| RAW RECORDS |
══════════════════════════════
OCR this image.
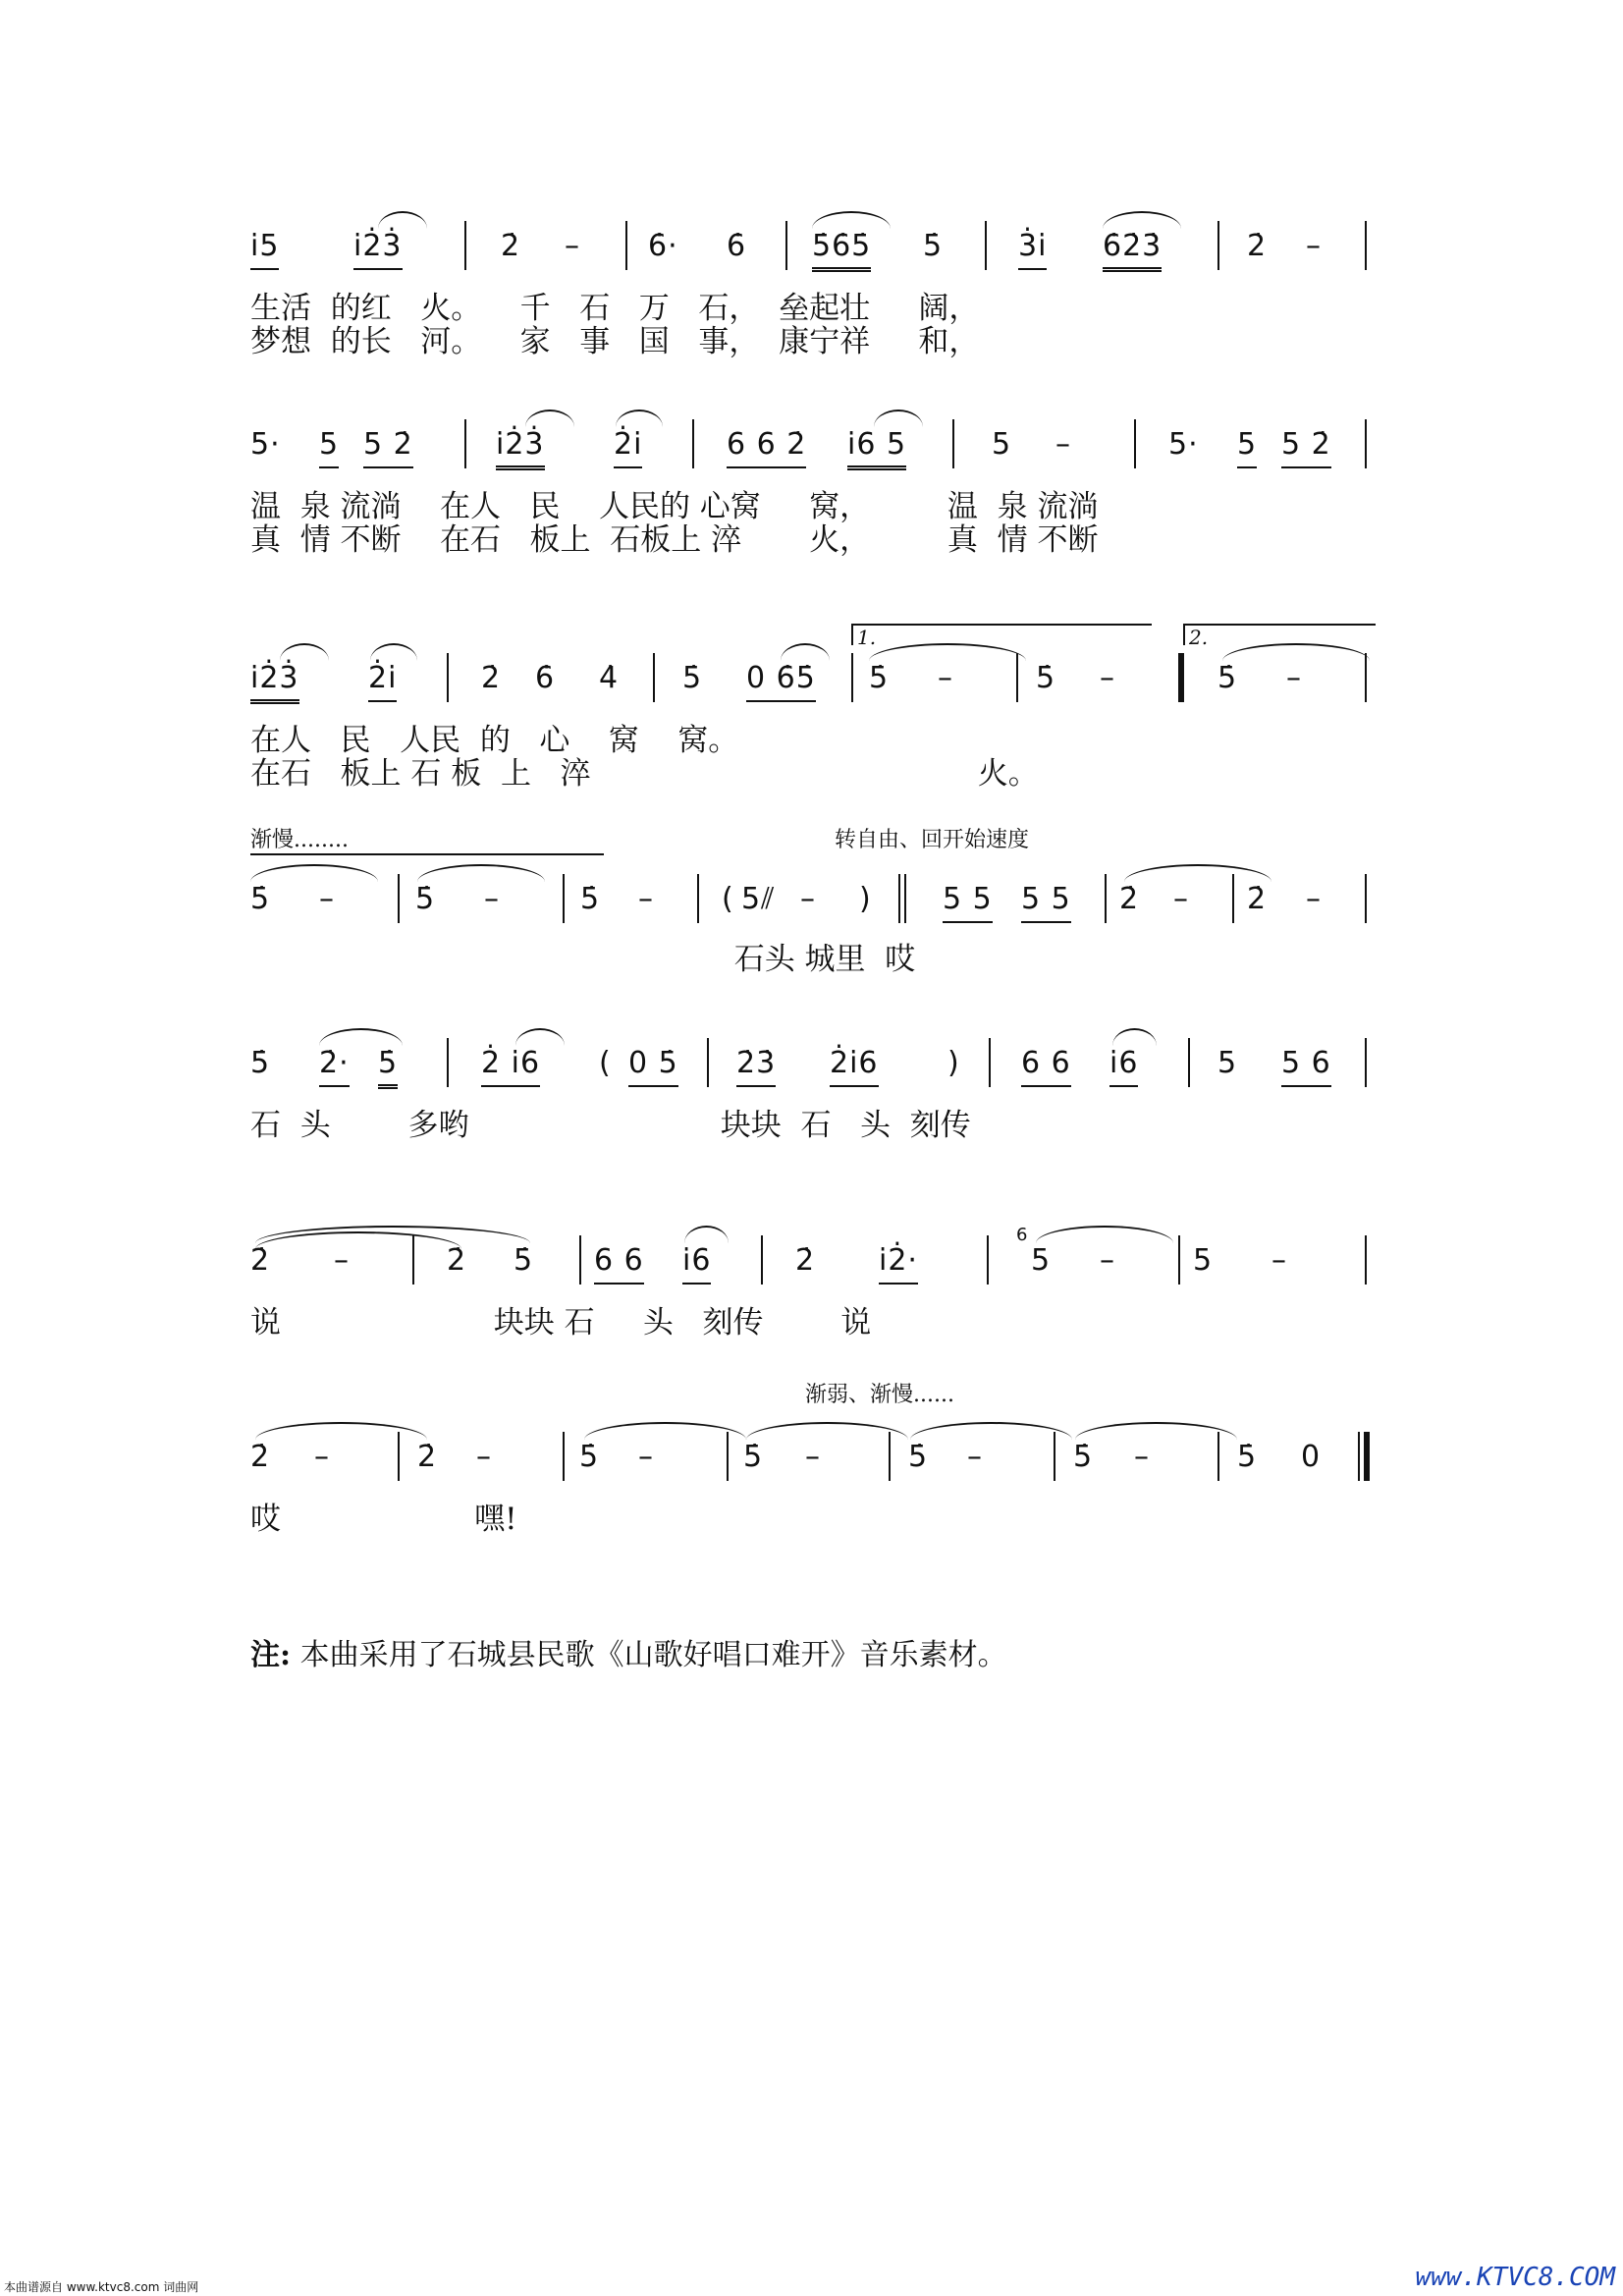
i̇5	i̇2̇3̇	2̇ – 6̇· 6̇ 5̇6̇5̇ 5̇	3̇i̇ 6̇2̇3̇	2̇ –
生活  的红   火。    千   石   万   石，  垒起壮     阔，
梦想  的长   河。    家   事   国   事，  康宁祥     和，
5· 5 5 2̇	i̇2̇3̇ 2̇i̇	6 6 2̇ i̇6 5	5 –	5· 5 5 2̇
温  泉 流淌    在人   民    人民的 心窝     窝，        温  泉 流淌
真  情 不断    在石   板上  石板上 淬       火，        真  情 不断
1.	2.
i̇2̇3̇ 2̇i̇	2̇ 6̇ 4̇ 5̇ 0 6̇5̇ 5̇ –	5̇ –	5̇ –
在人   民   人民  的   心    窝    窝。
在石   板上 石 板  上   淬                                        火。
渐慢........	转自由、回开始速度
5̇ –	5̇ –	5̇ – ( 5⫽ – ) 5 5 5 5 2̇ – 2̇ –
石头 城里  哎
5̇ 2̇· 5̇	2̇ i̇6 ( 0 5̇ 2̇3̇ 2̇i̇6 ) 6 6 i̇6	5 5 6
石  头        多哟                          块块  石   头  刻传
2̇ –	2̇ 5̇ 6 6 i̇6	2̇ i̇2̇·
6
5 –	5 –
说                      块块 石     头   刻传        说
渐弱、渐慢......
2̇ –	2̇ –	5̇ –	5̇ –	5̇ –	5̇ –	5̇ 0
哎                    嘿!
注: 本曲采用了石城县民歌《山歌好唱口难开》音乐素材。
本曲谱源自 www.ktvc8.com 词曲网	www.KTVC8.COM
══════════════════════════════
| EXERCISE |
All the lines above are to be given again exactly as they read, with the pictures removed.

| ANSWER FOR THE TASK |
OCR this image.
i̇5	i̇2̇3̇	2̇ – 6̇· 6̇ 5̇6̇5̇ 5̇	3̇i̇ 6̇2̇3̇	2̇ –
生活  的红   火。    千   石   万   石，  垒起壮     阔，
梦想  的长   河。    家   事   国   事，  康宁祥     和，
5· 5 5 2̇	i̇2̇3̇ 2̇i̇	6 6 2̇ i̇6 5	5 –	5· 5 5 2̇
温  泉 流淌    在人   民    人民的 心窝     窝，        温  泉 流淌
真  情 不断    在石   板上  石板上 淬       火，        真  情 不断
1.	2.
i̇2̇3̇ 2̇i̇	2̇ 6̇ 4̇ 5̇ 0 6̇5̇ 5̇ –	5̇ –	5̇ –
在人   民   人民  的   心    窝    窝。
在石   板上 石 板  上   淬                                        火。
渐慢........	转自由、回开始速度
5̇ –	5̇ –	5̇ – ( 5⫽ – ) 5 5 5 5 2̇ – 2̇ –
石头 城里  哎
5̇ 2̇· 5̇	2̇ i̇6 ( 0 5̇ 2̇3̇ 2̇i̇6 ) 6 6 i̇6	5 5 6
石  头        多哟                          块块  石   头  刻传
2̇ –	2̇ 5̇ 6 6 i̇6	2̇ i̇2̇·
6
5 –	5 –
说                      块块 石     头   刻传        说
渐弱、渐慢......
2̇ –	2̇ –	5̇ –	5̇ –	5̇ –	5̇ –	5̇ 0
哎                    嘿!
注: 本曲采用了石城县民歌《山歌好唱口难开》音乐素材。
本曲谱源自 www.ktvc8.com 词曲网	www.KTVC8.COM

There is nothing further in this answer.